Given data:

^^^^^^^^

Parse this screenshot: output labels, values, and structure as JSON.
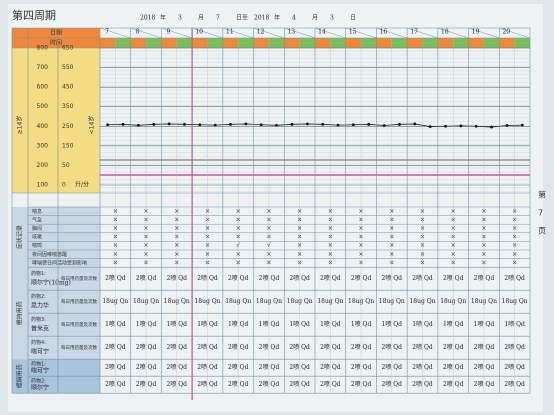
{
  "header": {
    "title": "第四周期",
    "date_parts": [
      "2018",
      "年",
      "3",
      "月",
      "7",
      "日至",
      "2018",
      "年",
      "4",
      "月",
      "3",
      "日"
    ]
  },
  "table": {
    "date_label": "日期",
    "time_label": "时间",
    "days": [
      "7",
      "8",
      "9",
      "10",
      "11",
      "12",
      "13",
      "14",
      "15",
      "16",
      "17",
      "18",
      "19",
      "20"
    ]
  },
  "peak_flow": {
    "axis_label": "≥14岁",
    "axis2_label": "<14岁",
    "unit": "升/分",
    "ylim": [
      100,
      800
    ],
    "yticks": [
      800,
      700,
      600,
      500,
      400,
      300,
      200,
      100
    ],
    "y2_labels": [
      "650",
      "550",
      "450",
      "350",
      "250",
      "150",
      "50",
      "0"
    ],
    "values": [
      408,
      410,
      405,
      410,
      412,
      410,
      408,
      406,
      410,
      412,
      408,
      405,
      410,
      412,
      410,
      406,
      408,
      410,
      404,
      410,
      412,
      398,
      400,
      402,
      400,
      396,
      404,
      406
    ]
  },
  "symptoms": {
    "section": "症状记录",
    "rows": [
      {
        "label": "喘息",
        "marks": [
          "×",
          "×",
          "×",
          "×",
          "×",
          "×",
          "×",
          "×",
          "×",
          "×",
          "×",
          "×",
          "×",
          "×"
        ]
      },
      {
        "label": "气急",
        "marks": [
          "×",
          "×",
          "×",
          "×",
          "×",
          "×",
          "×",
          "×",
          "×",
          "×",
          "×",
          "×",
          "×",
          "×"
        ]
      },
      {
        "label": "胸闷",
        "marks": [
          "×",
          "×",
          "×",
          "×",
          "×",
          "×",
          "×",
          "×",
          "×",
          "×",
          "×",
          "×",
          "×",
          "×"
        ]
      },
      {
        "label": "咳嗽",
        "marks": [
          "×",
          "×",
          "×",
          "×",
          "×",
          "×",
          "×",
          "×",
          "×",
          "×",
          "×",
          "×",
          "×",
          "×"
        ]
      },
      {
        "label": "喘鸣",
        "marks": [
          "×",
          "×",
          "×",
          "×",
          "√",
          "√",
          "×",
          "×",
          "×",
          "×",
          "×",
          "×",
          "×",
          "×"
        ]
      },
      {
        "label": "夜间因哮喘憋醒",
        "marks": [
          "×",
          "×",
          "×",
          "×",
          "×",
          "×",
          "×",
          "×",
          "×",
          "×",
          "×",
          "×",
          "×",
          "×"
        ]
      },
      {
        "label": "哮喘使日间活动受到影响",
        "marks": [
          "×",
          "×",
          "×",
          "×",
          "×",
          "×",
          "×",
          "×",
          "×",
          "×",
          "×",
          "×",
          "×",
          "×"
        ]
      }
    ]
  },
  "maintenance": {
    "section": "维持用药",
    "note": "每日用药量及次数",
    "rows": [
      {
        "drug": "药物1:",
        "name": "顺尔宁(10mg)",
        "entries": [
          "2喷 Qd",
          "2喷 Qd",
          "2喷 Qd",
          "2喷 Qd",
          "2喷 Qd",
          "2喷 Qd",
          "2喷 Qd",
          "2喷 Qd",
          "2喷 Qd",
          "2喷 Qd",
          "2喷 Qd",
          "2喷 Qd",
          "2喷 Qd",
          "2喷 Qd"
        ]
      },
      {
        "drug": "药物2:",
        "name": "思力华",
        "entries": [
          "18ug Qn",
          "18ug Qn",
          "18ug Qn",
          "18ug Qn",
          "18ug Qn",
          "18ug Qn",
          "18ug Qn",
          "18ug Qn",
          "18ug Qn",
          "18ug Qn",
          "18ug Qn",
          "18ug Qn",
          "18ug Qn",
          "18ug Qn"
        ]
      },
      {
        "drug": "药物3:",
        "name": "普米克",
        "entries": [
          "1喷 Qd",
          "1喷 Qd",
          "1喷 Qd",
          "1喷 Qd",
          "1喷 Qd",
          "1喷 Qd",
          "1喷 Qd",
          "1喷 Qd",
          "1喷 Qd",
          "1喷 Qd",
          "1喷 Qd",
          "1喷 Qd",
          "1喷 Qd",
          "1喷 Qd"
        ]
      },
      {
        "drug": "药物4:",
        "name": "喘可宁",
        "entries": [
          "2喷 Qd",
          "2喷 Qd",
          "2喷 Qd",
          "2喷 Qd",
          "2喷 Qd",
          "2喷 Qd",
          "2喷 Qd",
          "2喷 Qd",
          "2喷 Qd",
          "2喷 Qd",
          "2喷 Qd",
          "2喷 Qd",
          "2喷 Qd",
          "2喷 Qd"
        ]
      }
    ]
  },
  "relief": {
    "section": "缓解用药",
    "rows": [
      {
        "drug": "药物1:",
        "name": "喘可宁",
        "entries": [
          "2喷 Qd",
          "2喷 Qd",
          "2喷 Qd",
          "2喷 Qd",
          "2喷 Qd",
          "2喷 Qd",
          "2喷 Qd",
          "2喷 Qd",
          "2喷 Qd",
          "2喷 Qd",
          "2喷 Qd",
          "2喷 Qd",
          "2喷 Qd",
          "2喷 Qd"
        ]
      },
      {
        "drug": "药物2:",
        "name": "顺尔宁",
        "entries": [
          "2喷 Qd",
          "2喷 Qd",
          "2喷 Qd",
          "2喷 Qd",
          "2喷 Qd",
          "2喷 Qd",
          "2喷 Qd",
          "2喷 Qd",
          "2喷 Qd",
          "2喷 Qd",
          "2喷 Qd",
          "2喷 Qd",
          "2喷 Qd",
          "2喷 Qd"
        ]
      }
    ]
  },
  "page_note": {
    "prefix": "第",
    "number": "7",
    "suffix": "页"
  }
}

^^^^^^^^

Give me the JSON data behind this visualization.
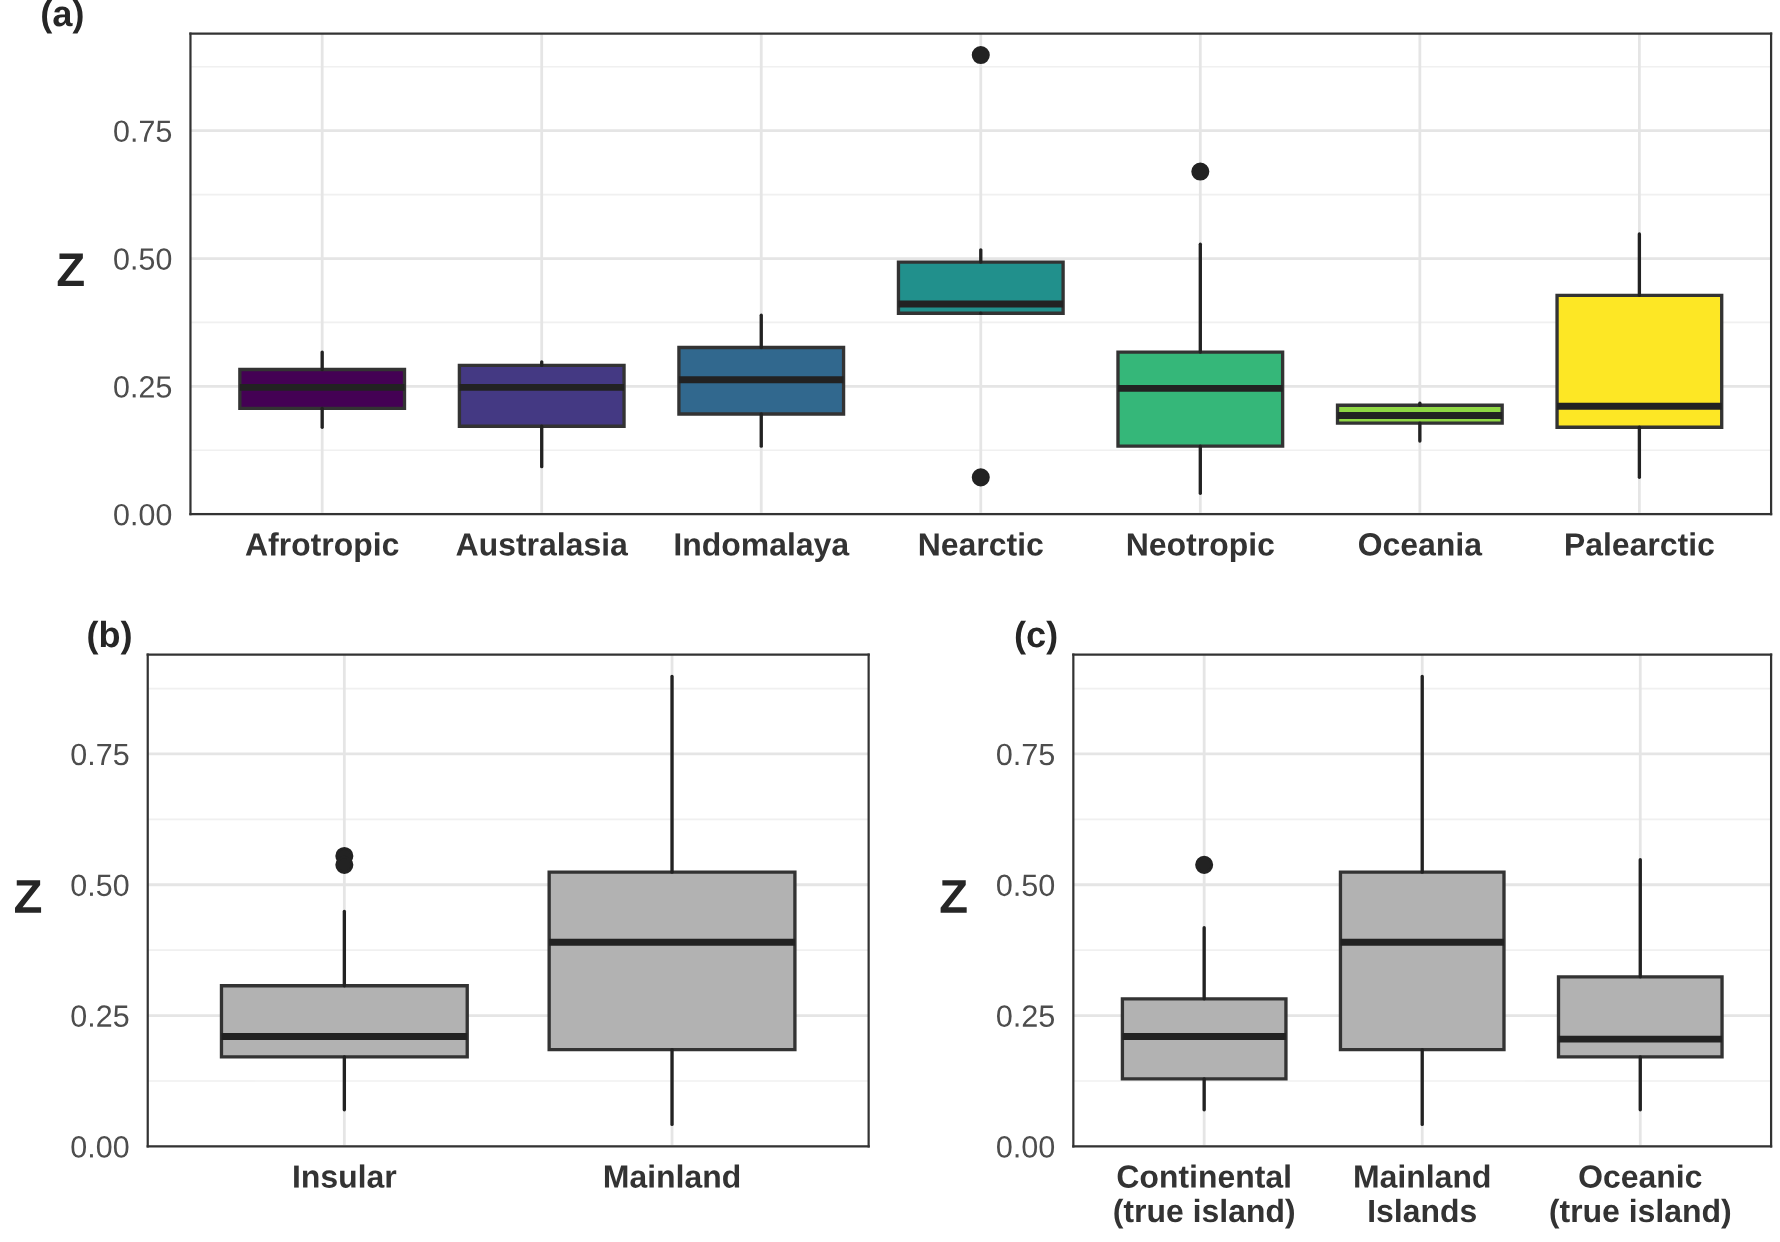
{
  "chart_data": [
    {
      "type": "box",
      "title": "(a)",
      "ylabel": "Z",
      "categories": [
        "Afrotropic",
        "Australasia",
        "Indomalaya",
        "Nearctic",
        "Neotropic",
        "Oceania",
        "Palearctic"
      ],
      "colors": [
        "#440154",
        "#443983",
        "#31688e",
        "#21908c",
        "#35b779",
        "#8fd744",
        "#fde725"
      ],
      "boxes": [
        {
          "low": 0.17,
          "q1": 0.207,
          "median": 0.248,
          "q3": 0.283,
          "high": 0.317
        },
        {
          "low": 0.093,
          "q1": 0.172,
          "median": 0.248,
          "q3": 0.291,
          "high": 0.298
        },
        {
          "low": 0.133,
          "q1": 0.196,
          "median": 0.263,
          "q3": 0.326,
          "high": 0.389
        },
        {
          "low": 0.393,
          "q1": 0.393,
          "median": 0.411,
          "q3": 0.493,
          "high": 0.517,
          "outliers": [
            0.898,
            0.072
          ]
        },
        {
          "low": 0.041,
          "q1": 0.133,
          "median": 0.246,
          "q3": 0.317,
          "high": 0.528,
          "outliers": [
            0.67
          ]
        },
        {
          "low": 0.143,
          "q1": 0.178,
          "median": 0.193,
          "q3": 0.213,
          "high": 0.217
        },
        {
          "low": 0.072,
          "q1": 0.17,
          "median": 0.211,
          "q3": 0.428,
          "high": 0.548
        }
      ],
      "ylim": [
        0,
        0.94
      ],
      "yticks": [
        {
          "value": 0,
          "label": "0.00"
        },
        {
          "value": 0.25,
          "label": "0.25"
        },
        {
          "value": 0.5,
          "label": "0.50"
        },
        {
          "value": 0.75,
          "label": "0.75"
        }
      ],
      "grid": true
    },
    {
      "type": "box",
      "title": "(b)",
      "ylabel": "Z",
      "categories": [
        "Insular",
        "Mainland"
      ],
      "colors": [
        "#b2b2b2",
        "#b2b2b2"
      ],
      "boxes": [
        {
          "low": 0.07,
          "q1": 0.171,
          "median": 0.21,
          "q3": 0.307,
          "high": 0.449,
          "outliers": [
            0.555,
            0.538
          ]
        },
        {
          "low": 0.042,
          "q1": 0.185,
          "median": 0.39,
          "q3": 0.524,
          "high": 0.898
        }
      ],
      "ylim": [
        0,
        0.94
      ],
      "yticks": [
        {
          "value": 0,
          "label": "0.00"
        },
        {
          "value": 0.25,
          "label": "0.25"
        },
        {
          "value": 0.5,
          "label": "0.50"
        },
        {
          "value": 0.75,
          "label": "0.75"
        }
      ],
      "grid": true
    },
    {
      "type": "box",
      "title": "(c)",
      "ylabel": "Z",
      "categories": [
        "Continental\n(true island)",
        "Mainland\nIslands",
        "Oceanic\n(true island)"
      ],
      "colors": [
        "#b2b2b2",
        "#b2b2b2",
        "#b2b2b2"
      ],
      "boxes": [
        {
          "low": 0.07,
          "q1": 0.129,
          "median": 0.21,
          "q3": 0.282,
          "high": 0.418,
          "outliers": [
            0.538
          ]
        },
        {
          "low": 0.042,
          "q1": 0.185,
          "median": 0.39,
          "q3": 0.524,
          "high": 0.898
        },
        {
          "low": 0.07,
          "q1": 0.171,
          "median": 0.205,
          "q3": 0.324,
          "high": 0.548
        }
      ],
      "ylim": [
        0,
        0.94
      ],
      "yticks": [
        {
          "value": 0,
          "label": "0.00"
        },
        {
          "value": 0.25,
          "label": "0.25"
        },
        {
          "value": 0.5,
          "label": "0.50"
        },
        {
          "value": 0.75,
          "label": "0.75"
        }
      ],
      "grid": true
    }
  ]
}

^^^^^^^^

Short exercise:
Look through the entries and return every line where "name" appears.

Finished exercise:
        "name": "顺尔宁(10mg)",
        "name": "思力华",
        "name": "普米克",
        "name": "喘可宁",
        "name": "喘可宁",
        "name": "顺尔宁",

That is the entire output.